WHAT YOU HAVE TO DO |
Return the records, each one exactly as written.

·····

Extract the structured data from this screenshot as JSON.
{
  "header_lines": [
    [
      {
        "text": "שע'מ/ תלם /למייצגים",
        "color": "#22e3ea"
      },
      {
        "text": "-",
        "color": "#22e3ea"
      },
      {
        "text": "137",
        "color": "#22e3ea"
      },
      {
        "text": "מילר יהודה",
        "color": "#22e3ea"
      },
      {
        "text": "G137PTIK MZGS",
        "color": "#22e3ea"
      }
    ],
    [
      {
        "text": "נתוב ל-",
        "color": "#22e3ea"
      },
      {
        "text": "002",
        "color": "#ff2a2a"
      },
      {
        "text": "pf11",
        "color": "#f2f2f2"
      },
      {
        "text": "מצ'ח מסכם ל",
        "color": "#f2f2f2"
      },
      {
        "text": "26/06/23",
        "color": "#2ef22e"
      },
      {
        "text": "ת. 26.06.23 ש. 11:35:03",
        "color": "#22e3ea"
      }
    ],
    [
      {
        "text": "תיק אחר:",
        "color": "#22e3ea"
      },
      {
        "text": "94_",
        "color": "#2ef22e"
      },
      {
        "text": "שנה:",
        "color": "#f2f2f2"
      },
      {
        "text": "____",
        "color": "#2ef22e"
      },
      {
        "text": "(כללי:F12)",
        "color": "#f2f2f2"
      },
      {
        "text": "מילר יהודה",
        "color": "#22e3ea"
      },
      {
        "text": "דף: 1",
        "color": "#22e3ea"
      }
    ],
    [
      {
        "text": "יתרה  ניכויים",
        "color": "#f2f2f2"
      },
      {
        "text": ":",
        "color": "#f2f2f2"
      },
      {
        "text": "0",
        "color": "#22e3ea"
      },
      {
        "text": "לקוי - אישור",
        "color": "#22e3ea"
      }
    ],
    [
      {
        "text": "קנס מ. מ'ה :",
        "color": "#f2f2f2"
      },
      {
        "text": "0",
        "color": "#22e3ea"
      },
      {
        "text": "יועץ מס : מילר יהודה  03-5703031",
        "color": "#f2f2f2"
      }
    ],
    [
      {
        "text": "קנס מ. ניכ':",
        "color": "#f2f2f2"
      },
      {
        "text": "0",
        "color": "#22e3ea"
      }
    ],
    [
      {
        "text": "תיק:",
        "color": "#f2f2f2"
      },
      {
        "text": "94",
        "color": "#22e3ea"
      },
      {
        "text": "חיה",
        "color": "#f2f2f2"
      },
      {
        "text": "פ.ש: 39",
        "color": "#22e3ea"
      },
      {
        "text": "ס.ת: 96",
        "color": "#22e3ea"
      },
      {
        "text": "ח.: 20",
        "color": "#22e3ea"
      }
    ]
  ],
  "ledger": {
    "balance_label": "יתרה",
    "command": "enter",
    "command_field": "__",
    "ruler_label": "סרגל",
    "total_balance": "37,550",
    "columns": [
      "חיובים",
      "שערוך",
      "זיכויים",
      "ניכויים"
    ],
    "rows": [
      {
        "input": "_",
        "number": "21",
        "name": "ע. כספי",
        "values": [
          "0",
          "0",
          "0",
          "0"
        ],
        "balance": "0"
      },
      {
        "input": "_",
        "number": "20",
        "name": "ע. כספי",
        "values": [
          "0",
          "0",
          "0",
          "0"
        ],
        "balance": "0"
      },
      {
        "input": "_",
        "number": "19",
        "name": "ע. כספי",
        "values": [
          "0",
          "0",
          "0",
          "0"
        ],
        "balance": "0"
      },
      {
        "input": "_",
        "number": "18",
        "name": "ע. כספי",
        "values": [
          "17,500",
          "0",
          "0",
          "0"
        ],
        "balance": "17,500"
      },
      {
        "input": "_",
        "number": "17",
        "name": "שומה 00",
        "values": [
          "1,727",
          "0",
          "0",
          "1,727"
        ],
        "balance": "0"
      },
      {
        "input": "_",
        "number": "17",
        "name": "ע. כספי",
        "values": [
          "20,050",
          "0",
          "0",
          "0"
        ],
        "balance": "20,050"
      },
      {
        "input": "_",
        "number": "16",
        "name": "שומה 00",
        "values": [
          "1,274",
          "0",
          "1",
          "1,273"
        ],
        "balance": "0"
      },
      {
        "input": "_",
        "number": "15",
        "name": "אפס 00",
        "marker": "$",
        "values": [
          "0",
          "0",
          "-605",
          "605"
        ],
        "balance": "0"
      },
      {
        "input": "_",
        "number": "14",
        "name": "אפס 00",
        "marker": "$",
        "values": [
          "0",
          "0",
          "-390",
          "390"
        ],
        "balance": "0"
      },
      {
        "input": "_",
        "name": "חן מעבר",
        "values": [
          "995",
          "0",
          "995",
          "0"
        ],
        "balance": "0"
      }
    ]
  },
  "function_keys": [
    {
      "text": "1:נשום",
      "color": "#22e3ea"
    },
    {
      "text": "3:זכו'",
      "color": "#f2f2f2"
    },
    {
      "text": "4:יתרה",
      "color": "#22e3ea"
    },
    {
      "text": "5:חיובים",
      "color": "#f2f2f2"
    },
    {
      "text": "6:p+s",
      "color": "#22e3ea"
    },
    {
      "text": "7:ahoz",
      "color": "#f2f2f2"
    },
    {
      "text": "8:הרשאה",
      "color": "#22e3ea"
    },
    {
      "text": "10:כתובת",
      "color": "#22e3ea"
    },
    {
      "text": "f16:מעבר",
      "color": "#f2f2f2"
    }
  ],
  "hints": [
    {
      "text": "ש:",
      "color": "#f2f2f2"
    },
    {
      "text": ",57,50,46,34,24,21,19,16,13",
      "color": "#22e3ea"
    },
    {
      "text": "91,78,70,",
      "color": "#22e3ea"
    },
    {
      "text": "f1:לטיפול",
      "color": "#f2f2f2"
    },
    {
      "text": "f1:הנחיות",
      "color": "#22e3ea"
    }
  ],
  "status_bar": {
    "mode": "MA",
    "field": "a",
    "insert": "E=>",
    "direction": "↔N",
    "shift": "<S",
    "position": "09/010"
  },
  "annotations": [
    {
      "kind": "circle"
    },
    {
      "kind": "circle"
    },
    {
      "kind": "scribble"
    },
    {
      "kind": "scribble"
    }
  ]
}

·····

RESPONSE TO THIS EXERCISE |
Extract the structured data from this screenshot as JSON.
{
  "header_lines": [
    [
      {
        "text": "שע'מ/ תלם /למייצגים",
        "color": "#22e3ea"
      },
      {
        "text": "-",
        "color": "#22e3ea"
      },
      {
        "text": "137",
        "color": "#22e3ea"
      },
      {
        "text": "מילר יהודה",
        "color": "#22e3ea"
      },
      {
        "text": "G137PTIK MZGS",
        "color": "#22e3ea"
      }
    ],
    [
      {
        "text": "נתוב ל-",
        "color": "#22e3ea"
      },
      {
        "text": "002",
        "color": "#ff2a2a"
      },
      {
        "text": "pf11",
        "color": "#f2f2f2"
      },
      {
        "text": "מצ'ח מסכם ל",
        "color": "#f2f2f2"
      },
      {
        "text": "26/06/23",
        "color": "#2ef22e"
      },
      {
        "text": "ת. 26.06.23 ש. 11:35:03",
        "color": "#22e3ea"
      }
    ],
    [
      {
        "text": "תיק אחר:",
        "color": "#22e3ea"
      },
      {
        "text": "94_",
        "color": "#2ef22e"
      },
      {
        "text": "שנה:",
        "color": "#f2f2f2"
      },
      {
        "text": "____",
        "color": "#2ef22e"
      },
      {
        "text": "(כללי:F12)",
        "color": "#f2f2f2"
      },
      {
        "text": "מילר יהודה",
        "color": "#22e3ea"
      },
      {
        "text": "דף: 1",
        "color": "#22e3ea"
      }
    ],
    [
      {
        "text": "יתרה  ניכויים",
        "color": "#f2f2f2"
      },
      {
        "text": ":",
        "color": "#f2f2f2"
      },
      {
        "text": "0",
        "color": "#22e3ea"
      },
      {
        "text": "לקוי - אישור",
        "color": "#22e3ea"
      }
    ],
    [
      {
        "text": "קנס מ. מ'ה :",
        "color": "#f2f2f2"
      },
      {
        "text": "0",
        "color": "#22e3ea"
      },
      {
        "text": "יועץ מס : מילר יהודה  03-5703031",
        "color": "#f2f2f2"
      }
    ],
    [
      {
        "text": "קנס מ. ניכ':",
        "color": "#f2f2f2"
      },
      {
        "text": "0",
        "color": "#22e3ea"
      }
    ],
    [
      {
        "text": "תיק:",
        "color": "#f2f2f2"
      },
      {
        "text": "94",
        "color": "#22e3ea"
      },
      {
        "text": "חיה",
        "color": "#f2f2f2"
      },
      {
        "text": "פ.ש: 39",
        "color": "#22e3ea"
      },
      {
        "text": "ס.ת: 96",
        "color": "#22e3ea"
      },
      {
        "text": "ח.: 20",
        "color": "#22e3ea"
      }
    ]
  ],
  "ledger": {
    "balance_label": "יתרה",
    "command": "enter",
    "command_field": "__",
    "ruler_label": "סרגל",
    "total_balance": "37,550",
    "columns": [
      "חיובים",
      "שערוך",
      "זיכויים",
      "ניכויים"
    ],
    "rows": [
      {
        "input": "_",
        "number": "21",
        "name": "ע. כספי",
        "values": [
          "0",
          "0",
          "0",
          "0"
        ],
        "balance": "0"
      },
      {
        "input": "_",
        "number": "20",
        "name": "ע. כספי",
        "values": [
          "0",
          "0",
          "0",
          "0"
        ],
        "balance": "0"
      },
      {
        "input": "_",
        "number": "19",
        "name": "ע. כספי",
        "values": [
          "0",
          "0",
          "0",
          "0"
        ],
        "balance": "0"
      },
      {
        "input": "_",
        "number": "18",
        "name": "ע. כספי",
        "values": [
          "17,500",
          "0",
          "0",
          "0"
        ],
        "balance": "17,500"
      },
      {
        "input": "_",
        "number": "17",
        "name": "שומה 00",
        "values": [
          "1,727",
          "0",
          "0",
          "1,727"
        ],
        "balance": "0"
      },
      {
        "input": "_",
        "number": "17",
        "name": "ע. כספי",
        "values": [
          "20,050",
          "0",
          "0",
          "0"
        ],
        "balance": "20,050"
      },
      {
        "input": "_",
        "number": "16",
        "name": "שומה 00",
        "values": [
          "1,274",
          "0",
          "1",
          "1,273"
        ],
        "balance": "0"
      },
      {
        "input": "_",
        "number": "15",
        "name": "אפס 00",
        "marker": "$",
        "values": [
          "0",
          "0",
          "-605",
          "605"
        ],
        "balance": "0"
      },
      {
        "input": "_",
        "number": "14",
        "name": "אפס 00",
        "marker": "$",
        "values": [
          "0",
          "0",
          "-390",
          "390"
        ],
        "balance": "0"
      },
      {
        "input": "_",
        "name": "חן מעבר",
        "values": [
          "995",
          "0",
          "995",
          "0"
        ],
        "balance": "0"
      }
    ]
  },
  "function_keys": [
    {
      "text": "1:נשום",
      "color": "#22e3ea"
    },
    {
      "text": "3:זכו'",
      "color": "#f2f2f2"
    },
    {
      "text": "4:יתרה",
      "color": "#22e3ea"
    },
    {
      "text": "5:חיובים",
      "color": "#f2f2f2"
    },
    {
      "text": "6:p+s",
      "color": "#22e3ea"
    },
    {
      "text": "7:ahoz",
      "color": "#f2f2f2"
    },
    {
      "text": "8:הרשאה",
      "color": "#22e3ea"
    },
    {
      "text": "10:כתובת",
      "color": "#22e3ea"
    },
    {
      "text": "f16:מעבר",
      "color": "#f2f2f2"
    }
  ],
  "hints": [
    {
      "text": "ש:",
      "color": "#f2f2f2"
    },
    {
      "text": ",57,50,46,34,24,21,19,16,13",
      "color": "#22e3ea"
    },
    {
      "text": "91,78,70,",
      "color": "#22e3ea"
    },
    {
      "text": "f1:לטיפול",
      "color": "#f2f2f2"
    },
    {
      "text": "f1:הנחיות",
      "color": "#22e3ea"
    }
  ],
  "status_bar": {
    "mode": "MA",
    "field": "a",
    "insert": "E=>",
    "direction": "↔N",
    "shift": "<S",
    "position": "09/010"
  },
  "annotations": [
    {
      "kind": "circle"
    },
    {
      "kind": "circle"
    },
    {
      "kind": "scribble"
    },
    {
      "kind": "scribble"
    }
  ]
}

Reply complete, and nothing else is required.